▶ [Stated exercise]:
The entire listing is to be repeated verbatim.

━━━━━━

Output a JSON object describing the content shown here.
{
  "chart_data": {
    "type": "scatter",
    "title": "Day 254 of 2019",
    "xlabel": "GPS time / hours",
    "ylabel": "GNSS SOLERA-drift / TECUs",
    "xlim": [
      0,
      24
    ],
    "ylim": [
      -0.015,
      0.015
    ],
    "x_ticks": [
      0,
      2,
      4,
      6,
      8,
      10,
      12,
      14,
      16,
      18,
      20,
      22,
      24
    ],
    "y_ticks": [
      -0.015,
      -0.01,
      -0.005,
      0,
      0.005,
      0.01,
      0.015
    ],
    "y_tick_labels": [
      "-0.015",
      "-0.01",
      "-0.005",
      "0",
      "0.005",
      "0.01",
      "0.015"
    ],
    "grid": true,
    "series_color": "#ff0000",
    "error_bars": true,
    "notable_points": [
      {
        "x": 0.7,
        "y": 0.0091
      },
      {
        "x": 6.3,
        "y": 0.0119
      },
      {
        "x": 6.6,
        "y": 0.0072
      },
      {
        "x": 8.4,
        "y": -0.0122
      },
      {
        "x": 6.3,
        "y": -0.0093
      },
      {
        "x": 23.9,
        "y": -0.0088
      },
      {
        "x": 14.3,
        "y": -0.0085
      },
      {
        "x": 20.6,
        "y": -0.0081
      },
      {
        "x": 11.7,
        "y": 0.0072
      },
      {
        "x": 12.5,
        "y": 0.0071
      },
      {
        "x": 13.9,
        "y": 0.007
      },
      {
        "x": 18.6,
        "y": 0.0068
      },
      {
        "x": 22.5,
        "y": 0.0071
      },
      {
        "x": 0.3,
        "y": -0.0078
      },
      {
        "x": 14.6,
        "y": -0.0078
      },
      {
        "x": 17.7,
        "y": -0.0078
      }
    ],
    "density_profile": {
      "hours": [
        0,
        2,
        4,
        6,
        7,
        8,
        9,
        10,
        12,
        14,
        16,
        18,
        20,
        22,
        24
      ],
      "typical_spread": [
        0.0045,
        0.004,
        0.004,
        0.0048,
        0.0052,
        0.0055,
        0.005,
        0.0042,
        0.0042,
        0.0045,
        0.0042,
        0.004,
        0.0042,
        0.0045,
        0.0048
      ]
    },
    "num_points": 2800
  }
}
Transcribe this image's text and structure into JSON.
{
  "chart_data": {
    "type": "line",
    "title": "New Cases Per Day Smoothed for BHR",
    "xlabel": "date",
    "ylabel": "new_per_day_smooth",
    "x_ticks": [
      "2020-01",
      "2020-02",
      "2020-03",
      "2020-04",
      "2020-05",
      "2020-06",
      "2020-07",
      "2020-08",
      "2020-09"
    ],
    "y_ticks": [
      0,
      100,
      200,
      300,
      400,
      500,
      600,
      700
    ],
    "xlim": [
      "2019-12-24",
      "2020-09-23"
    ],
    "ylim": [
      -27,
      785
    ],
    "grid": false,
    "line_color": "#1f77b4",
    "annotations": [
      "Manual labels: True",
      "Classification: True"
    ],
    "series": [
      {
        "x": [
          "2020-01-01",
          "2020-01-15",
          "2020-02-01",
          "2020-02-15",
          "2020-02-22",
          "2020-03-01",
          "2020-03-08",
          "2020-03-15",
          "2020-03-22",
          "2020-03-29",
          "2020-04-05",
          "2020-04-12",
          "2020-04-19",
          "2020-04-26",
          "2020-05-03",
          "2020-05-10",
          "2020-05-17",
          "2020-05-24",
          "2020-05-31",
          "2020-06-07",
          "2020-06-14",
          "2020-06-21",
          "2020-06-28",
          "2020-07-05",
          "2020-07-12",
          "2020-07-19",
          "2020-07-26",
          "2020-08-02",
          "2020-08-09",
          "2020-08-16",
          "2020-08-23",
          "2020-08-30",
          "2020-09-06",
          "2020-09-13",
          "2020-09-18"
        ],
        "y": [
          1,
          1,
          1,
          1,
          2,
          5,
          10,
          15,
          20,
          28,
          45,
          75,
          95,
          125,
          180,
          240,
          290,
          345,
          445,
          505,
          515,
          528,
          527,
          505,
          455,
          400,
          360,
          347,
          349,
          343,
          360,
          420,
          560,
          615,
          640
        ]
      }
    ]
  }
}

━━━━━━

▶ [The completed task]:
Output a JSON object describing the content shown here.
{
  "chart_data": {
    "type": "scatter",
    "title": "Day 254 of 2019",
    "xlabel": "GPS time / hours",
    "ylabel": "GNSS SOLERA-drift / TECUs",
    "xlim": [
      0,
      24
    ],
    "ylim": [
      -0.015,
      0.015
    ],
    "x_ticks": [
      0,
      2,
      4,
      6,
      8,
      10,
      12,
      14,
      16,
      18,
      20,
      22,
      24
    ],
    "y_ticks": [
      -0.015,
      -0.01,
      -0.005,
      0,
      0.005,
      0.01,
      0.015
    ],
    "y_tick_labels": [
      "-0.015",
      "-0.01",
      "-0.005",
      "0",
      "0.005",
      "0.01",
      "0.015"
    ],
    "grid": true,
    "series_color": "#ff0000",
    "error_bars": true,
    "notable_points": [
      {
        "x": 0.7,
        "y": 0.0091
      },
      {
        "x": 6.3,
        "y": 0.0119
      },
      {
        "x": 6.6,
        "y": 0.0072
      },
      {
        "x": 8.4,
        "y": -0.0122
      },
      {
        "x": 6.3,
        "y": -0.0093
      },
      {
        "x": 23.9,
        "y": -0.0088
      },
      {
        "x": 14.3,
        "y": -0.0085
      },
      {
        "x": 20.6,
        "y": -0.0081
      },
      {
        "x": 11.7,
        "y": 0.0072
      },
      {
        "x": 12.5,
        "y": 0.0071
      },
      {
        "x": 13.9,
        "y": 0.007
      },
      {
        "x": 18.6,
        "y": 0.0068
      },
      {
        "x": 22.5,
        "y": 0.0071
      },
      {
        "x": 0.3,
        "y": -0.0078
      },
      {
        "x": 14.6,
        "y": -0.0078
      },
      {
        "x": 17.7,
        "y": -0.0078
      }
    ],
    "density_profile": {
      "hours": [
        0,
        2,
        4,
        6,
        7,
        8,
        9,
        10,
        12,
        14,
        16,
        18,
        20,
        22,
        24
      ],
      "typical_spread": [
        0.0045,
        0.004,
        0.004,
        0.0048,
        0.0052,
        0.0055,
        0.005,
        0.0042,
        0.0042,
        0.0045,
        0.0042,
        0.004,
        0.0042,
        0.0045,
        0.0048
      ]
    },
    "num_points": 2800
  }
}
Transcribe this image's text and structure into JSON.
{
  "chart_data": {
    "type": "line",
    "title": "New Cases Per Day Smoothed for BHR",
    "xlabel": "date",
    "ylabel": "new_per_day_smooth",
    "x_ticks": [
      "2020-01",
      "2020-02",
      "2020-03",
      "2020-04",
      "2020-05",
      "2020-06",
      "2020-07",
      "2020-08",
      "2020-09"
    ],
    "y_ticks": [
      0,
      100,
      200,
      300,
      400,
      500,
      600,
      700
    ],
    "xlim": [
      "2019-12-24",
      "2020-09-23"
    ],
    "ylim": [
      -27,
      785
    ],
    "grid": false,
    "line_color": "#1f77b4",
    "annotations": [
      "Manual labels: True",
      "Classification: True"
    ],
    "series": [
      {
        "x": [
          "2020-01-01",
          "2020-01-15",
          "2020-02-01",
          "2020-02-15",
          "2020-02-22",
          "2020-03-01",
          "2020-03-08",
          "2020-03-15",
          "2020-03-22",
          "2020-03-29",
          "2020-04-05",
          "2020-04-12",
          "2020-04-19",
          "2020-04-26",
          "2020-05-03",
          "2020-05-10",
          "2020-05-17",
          "2020-05-24",
          "2020-05-31",
          "2020-06-07",
          "2020-06-14",
          "2020-06-21",
          "2020-06-28",
          "2020-07-05",
          "2020-07-12",
          "2020-07-19",
          "2020-07-26",
          "2020-08-02",
          "2020-08-09",
          "2020-08-16",
          "2020-08-23",
          "2020-08-30",
          "2020-09-06",
          "2020-09-13",
          "2020-09-18"
        ],
        "y": [
          1,
          1,
          1,
          1,
          2,
          5,
          10,
          15,
          20,
          28,
          45,
          75,
          95,
          125,
          180,
          240,
          290,
          345,
          445,
          505,
          515,
          528,
          527,
          505,
          455,
          400,
          360,
          347,
          349,
          343,
          360,
          420,
          560,
          615,
          640
        ]
      }
    ]
  }
}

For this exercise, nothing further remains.